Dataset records
^^^^^^^^^^^^^^^^
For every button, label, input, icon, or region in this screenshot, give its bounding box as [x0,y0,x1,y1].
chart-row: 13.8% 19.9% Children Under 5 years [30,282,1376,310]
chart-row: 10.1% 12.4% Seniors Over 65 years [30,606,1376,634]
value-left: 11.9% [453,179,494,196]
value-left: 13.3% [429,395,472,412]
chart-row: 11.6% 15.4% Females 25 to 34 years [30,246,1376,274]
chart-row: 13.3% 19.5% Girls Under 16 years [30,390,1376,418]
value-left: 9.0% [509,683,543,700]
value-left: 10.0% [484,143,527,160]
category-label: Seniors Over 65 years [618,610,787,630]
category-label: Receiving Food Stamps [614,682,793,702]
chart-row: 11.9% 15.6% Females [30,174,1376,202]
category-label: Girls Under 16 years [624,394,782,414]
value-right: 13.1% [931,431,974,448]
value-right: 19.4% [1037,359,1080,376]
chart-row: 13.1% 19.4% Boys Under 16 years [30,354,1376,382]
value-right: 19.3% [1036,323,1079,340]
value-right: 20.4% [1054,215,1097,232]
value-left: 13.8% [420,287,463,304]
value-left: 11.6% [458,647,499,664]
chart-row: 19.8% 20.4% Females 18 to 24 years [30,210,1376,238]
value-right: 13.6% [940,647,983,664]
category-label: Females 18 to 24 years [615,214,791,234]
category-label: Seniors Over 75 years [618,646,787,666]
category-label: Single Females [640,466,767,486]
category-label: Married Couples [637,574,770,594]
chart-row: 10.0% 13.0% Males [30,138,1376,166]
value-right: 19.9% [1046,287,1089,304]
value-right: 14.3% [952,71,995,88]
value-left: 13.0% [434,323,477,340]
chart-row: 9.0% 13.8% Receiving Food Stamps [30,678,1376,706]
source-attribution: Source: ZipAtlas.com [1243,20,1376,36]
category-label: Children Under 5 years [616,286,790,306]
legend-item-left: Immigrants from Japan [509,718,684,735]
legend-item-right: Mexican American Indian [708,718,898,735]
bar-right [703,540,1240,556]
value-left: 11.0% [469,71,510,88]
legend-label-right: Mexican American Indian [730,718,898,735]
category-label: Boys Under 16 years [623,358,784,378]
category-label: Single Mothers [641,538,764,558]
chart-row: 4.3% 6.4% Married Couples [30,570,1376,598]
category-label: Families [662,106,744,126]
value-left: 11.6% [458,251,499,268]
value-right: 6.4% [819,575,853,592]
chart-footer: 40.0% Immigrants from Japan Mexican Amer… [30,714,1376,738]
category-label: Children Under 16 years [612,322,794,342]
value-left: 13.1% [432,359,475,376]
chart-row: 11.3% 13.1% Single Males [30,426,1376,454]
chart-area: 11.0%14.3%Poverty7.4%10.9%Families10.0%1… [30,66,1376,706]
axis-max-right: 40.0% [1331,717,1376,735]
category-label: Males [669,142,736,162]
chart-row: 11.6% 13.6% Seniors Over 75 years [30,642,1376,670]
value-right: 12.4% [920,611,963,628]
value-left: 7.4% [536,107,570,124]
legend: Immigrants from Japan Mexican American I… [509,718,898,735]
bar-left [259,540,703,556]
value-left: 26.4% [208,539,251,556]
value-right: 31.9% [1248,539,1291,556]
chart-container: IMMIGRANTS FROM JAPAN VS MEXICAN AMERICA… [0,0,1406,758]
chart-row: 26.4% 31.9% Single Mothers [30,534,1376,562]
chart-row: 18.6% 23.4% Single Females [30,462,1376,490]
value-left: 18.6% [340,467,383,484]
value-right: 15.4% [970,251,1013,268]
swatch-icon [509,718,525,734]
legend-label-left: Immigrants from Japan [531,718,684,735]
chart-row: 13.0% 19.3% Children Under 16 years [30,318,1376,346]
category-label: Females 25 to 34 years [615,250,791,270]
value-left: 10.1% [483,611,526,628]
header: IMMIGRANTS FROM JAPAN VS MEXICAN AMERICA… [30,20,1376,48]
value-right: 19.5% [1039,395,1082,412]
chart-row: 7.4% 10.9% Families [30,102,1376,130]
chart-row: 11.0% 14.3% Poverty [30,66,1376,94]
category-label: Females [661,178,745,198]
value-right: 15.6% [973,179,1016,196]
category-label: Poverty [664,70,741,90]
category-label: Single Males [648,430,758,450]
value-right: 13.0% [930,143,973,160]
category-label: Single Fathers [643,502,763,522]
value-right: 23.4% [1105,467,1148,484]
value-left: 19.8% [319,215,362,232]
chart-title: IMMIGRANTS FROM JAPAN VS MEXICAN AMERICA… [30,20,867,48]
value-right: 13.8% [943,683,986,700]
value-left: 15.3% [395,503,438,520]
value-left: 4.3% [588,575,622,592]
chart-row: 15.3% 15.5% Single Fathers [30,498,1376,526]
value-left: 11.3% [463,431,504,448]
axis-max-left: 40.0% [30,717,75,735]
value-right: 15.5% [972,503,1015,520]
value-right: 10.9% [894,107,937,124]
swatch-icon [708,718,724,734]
^^^^^^^^^^^^^^^^
Instruction -> Print all of the rows above again, character for character, in the same order.

Problem solution ->
For every button, label, input, icon, or region in this screenshot, give its bounding box as [x0,y0,x1,y1].
chart-row: 13.8% 19.9% Children Under 5 years [30,282,1376,310]
chart-row: 10.1% 12.4% Seniors Over 65 years [30,606,1376,634]
value-left: 11.9% [453,179,494,196]
value-left: 13.3% [429,395,472,412]
chart-row: 11.6% 15.4% Females 25 to 34 years [30,246,1376,274]
chart-row: 13.3% 19.5% Girls Under 16 years [30,390,1376,418]
value-left: 9.0% [509,683,543,700]
value-left: 10.0% [484,143,527,160]
category-label: Seniors Over 65 years [618,610,787,630]
category-label: Receiving Food Stamps [614,682,793,702]
chart-row: 11.9% 15.6% Females [30,174,1376,202]
category-label: Girls Under 16 years [624,394,782,414]
value-right: 13.1% [931,431,974,448]
value-right: 19.4% [1037,359,1080,376]
chart-row: 13.1% 19.4% Boys Under 16 years [30,354,1376,382]
value-right: 19.3% [1036,323,1079,340]
value-right: 20.4% [1054,215,1097,232]
value-left: 13.8% [420,287,463,304]
value-left: 11.6% [458,647,499,664]
chart-row: 19.8% 20.4% Females 18 to 24 years [30,210,1376,238]
value-right: 13.6% [940,647,983,664]
category-label: Females 18 to 24 years [615,214,791,234]
category-label: Seniors Over 75 years [618,646,787,666]
category-label: Single Females [640,466,767,486]
category-label: Married Couples [637,574,770,594]
chart-row: 10.0% 13.0% Males [30,138,1376,166]
value-right: 19.9% [1046,287,1089,304]
value-right: 14.3% [952,71,995,88]
value-left: 13.0% [434,323,477,340]
chart-row: 9.0% 13.8% Receiving Food Stamps [30,678,1376,706]
source-attribution: Source: ZipAtlas.com [1243,20,1376,36]
category-label: Children Under 5 years [616,286,790,306]
legend-item-left: Immigrants from Japan [509,718,684,735]
legend-item-right: Mexican American Indian [708,718,898,735]
bar-right [703,540,1240,556]
value-left: 11.0% [469,71,510,88]
legend-label-right: Mexican American Indian [730,718,898,735]
category-label: Boys Under 16 years [623,358,784,378]
category-label: Single Mothers [641,538,764,558]
chart-row: 4.3% 6.4% Married Couples [30,570,1376,598]
category-label: Families [662,106,744,126]
value-left: 11.6% [458,251,499,268]
value-right: 6.4% [819,575,853,592]
chart-footer: 40.0% Immigrants from Japan Mexican Amer… [30,714,1376,738]
category-label: Children Under 16 years [612,322,794,342]
value-left: 13.1% [432,359,475,376]
chart-row: 11.3% 13.1% Single Males [30,426,1376,454]
chart-area: 11.0%14.3%Poverty7.4%10.9%Families10.0%1… [30,66,1376,706]
axis-max-right: 40.0% [1331,717,1376,735]
category-label: Males [669,142,736,162]
chart-row: 11.6% 13.6% Seniors Over 75 years [30,642,1376,670]
value-right: 12.4% [920,611,963,628]
value-left: 7.4% [536,107,570,124]
legend: Immigrants from Japan Mexican American I… [509,718,898,735]
bar-left [259,540,703,556]
value-left: 26.4% [208,539,251,556]
value-right: 31.9% [1248,539,1291,556]
chart-container: IMMIGRANTS FROM JAPAN VS MEXICAN AMERICA… [0,0,1406,758]
chart-row: 26.4% 31.9% Single Mothers [30,534,1376,562]
chart-row: 18.6% 23.4% Single Females [30,462,1376,490]
value-left: 18.6% [340,467,383,484]
value-right: 15.4% [970,251,1013,268]
swatch-icon [509,718,525,734]
legend-label-left: Immigrants from Japan [531,718,684,735]
chart-row: 13.0% 19.3% Children Under 16 years [30,318,1376,346]
category-label: Females 25 to 34 years [615,250,791,270]
value-left: 10.1% [483,611,526,628]
header: IMMIGRANTS FROM JAPAN VS MEXICAN AMERICA… [30,20,1376,48]
value-right: 19.5% [1039,395,1082,412]
chart-row: 7.4% 10.9% Families [30,102,1376,130]
chart-row: 11.0% 14.3% Poverty [30,66,1376,94]
category-label: Females [661,178,745,198]
value-right: 15.6% [973,179,1016,196]
category-label: Poverty [664,70,741,90]
category-label: Single Males [648,430,758,450]
value-right: 13.0% [930,143,973,160]
category-label: Single Fathers [643,502,763,522]
value-right: 23.4% [1105,467,1148,484]
value-left: 19.8% [319,215,362,232]
chart-title: IMMIGRANTS FROM JAPAN VS MEXICAN AMERICA… [30,20,867,48]
value-right: 13.8% [943,683,986,700]
value-left: 15.3% [395,503,438,520]
value-left: 4.3% [588,575,622,592]
chart-row: 15.3% 15.5% Single Fathers [30,498,1376,526]
value-left: 11.3% [463,431,504,448]
axis-max-left: 40.0% [30,717,75,735]
value-right: 15.5% [972,503,1015,520]
value-right: 10.9% [894,107,937,124]
swatch-icon [708,718,724,734]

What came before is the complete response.